Data entries:

-----

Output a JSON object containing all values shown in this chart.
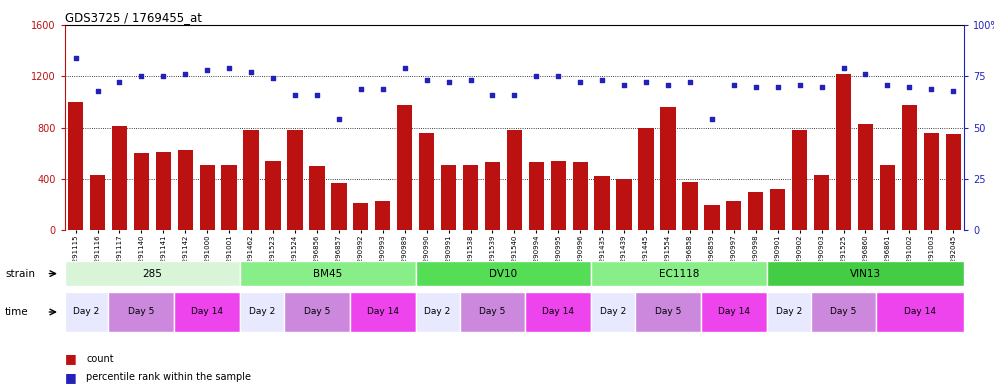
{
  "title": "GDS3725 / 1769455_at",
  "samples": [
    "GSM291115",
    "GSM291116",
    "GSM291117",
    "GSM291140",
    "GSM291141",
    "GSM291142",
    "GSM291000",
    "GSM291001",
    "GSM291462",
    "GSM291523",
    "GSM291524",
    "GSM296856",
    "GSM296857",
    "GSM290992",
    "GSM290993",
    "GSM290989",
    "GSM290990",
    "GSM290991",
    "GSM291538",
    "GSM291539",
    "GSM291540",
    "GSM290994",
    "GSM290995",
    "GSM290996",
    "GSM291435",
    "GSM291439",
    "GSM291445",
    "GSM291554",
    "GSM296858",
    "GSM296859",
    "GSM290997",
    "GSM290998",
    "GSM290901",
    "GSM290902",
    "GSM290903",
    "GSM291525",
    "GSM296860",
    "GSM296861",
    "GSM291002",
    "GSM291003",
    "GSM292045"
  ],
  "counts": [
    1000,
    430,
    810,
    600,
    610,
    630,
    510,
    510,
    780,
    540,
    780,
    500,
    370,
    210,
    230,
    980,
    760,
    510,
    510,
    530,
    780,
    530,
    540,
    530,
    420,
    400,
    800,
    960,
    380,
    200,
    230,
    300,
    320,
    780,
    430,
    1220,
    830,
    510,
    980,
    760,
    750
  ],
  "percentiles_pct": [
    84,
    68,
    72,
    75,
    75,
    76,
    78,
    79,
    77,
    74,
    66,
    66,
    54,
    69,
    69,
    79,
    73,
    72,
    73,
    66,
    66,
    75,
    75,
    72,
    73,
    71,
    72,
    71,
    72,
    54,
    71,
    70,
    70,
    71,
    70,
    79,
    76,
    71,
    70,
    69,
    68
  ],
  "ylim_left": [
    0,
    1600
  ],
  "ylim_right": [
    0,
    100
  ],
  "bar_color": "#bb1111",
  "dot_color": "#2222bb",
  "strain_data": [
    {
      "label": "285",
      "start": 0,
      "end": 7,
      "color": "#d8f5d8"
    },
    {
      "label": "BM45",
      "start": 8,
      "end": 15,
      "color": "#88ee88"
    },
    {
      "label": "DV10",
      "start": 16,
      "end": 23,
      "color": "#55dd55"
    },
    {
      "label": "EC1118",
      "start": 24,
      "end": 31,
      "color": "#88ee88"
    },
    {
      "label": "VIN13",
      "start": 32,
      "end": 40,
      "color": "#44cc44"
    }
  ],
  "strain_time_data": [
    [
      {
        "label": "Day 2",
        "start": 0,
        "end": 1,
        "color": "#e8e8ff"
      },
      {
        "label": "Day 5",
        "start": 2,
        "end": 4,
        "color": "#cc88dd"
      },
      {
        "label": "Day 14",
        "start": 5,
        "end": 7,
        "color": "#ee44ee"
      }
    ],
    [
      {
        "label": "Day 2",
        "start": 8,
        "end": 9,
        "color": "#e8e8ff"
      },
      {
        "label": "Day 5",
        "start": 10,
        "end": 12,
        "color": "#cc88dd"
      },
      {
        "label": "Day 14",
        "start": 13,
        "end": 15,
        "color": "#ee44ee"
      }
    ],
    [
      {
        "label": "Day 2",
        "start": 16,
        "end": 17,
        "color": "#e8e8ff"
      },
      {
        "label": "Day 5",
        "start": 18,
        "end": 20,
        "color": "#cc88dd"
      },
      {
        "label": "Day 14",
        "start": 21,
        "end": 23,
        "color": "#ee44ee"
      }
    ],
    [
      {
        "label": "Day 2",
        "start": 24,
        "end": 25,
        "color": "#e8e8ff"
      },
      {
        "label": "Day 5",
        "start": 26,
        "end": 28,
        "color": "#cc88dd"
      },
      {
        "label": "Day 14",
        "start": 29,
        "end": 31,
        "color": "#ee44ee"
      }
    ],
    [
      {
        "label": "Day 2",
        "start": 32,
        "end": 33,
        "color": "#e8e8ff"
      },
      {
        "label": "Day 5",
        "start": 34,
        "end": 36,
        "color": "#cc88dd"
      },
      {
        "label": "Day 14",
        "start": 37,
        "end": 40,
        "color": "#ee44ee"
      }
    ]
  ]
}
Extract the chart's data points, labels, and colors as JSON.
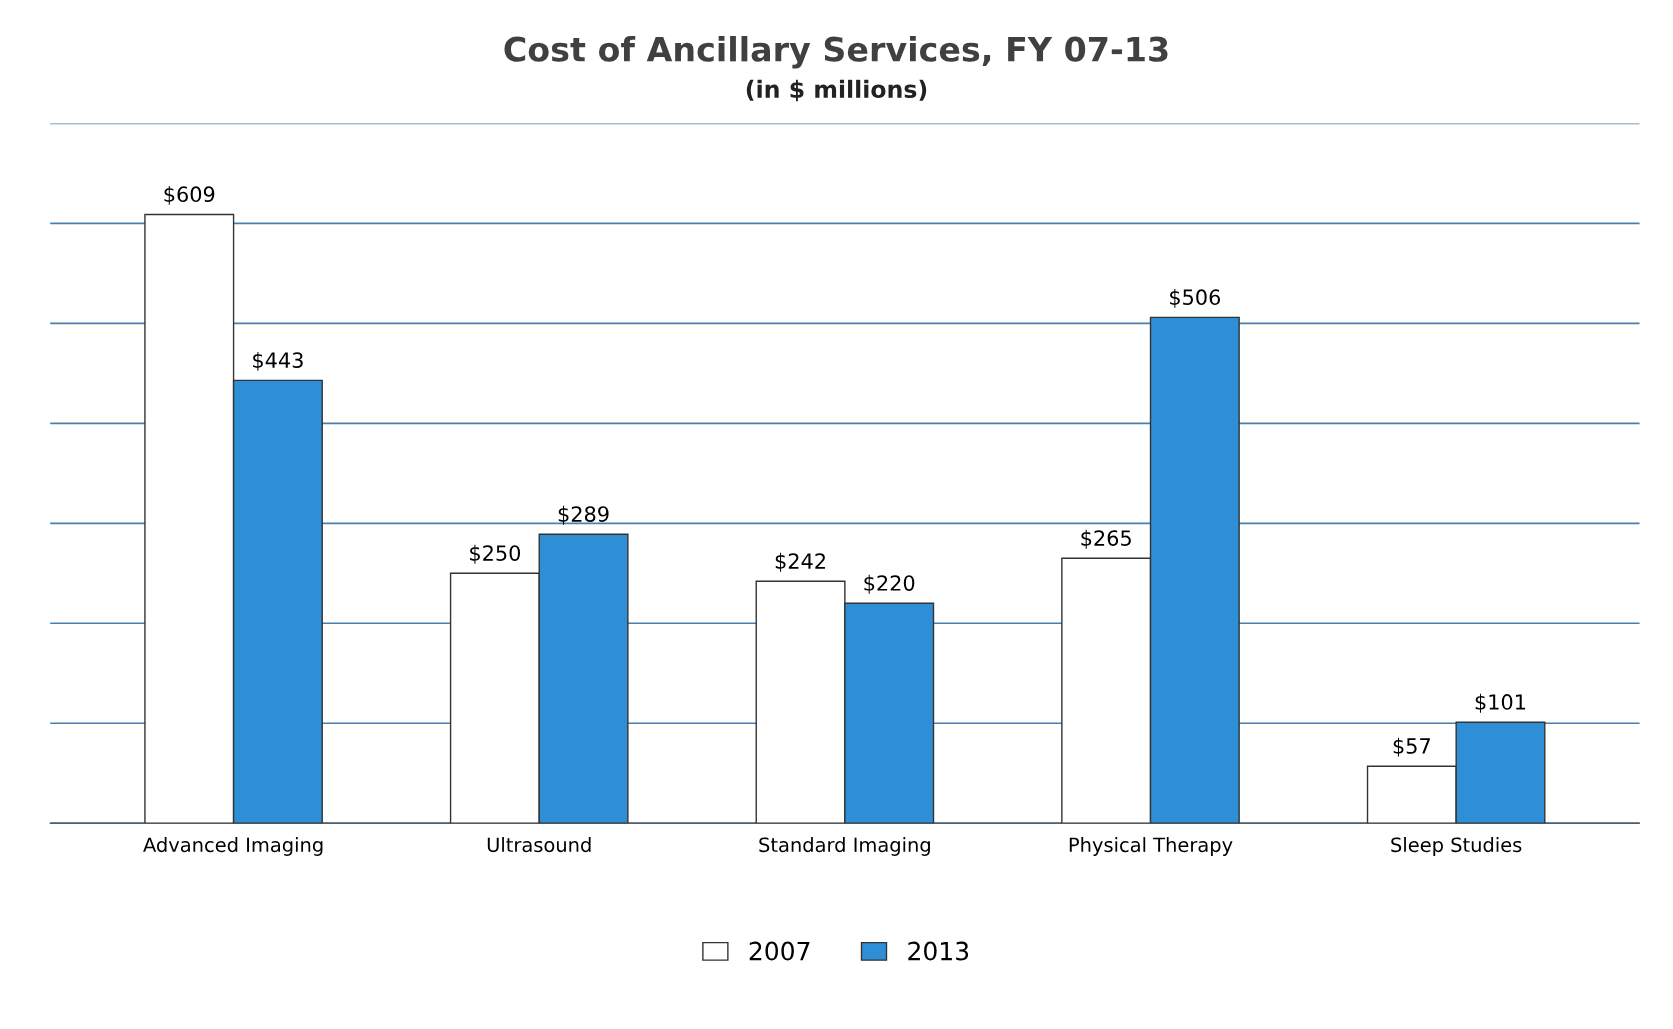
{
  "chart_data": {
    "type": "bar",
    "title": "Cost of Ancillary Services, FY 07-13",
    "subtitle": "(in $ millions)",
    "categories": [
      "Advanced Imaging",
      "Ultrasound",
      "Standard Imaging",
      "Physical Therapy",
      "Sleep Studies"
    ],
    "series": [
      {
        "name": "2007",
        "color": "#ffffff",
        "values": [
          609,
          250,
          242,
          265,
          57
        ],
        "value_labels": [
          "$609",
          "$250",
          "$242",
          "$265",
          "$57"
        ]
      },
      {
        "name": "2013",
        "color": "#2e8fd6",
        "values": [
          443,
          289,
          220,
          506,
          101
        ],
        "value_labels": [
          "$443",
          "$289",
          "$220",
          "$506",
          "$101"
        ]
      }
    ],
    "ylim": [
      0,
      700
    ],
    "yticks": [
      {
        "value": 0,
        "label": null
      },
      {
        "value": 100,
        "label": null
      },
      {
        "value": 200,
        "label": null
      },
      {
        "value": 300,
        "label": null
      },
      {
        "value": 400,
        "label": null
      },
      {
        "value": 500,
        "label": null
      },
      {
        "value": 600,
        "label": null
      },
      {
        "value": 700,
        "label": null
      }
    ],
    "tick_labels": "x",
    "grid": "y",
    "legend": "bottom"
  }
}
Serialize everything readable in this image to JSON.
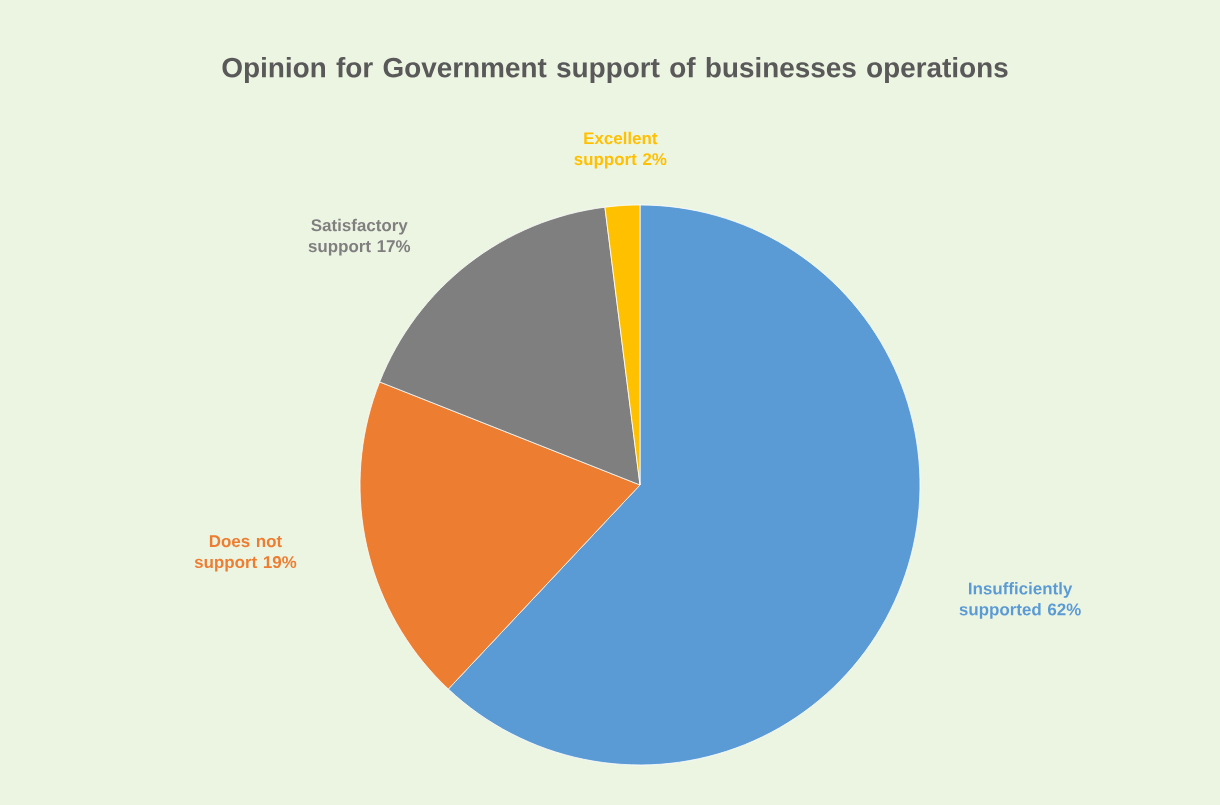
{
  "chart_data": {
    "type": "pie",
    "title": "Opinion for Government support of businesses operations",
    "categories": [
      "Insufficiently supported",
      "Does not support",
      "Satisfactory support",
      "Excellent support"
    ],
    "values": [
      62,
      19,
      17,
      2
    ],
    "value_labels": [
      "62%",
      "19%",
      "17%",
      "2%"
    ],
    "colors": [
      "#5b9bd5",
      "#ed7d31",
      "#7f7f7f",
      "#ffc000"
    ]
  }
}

-----

## TO DO
Filter the data, keeping only the lines that contain "Imaging".

## REPLY TO THE TASK
      "Advanced Imaging",
      "Standard Imaging",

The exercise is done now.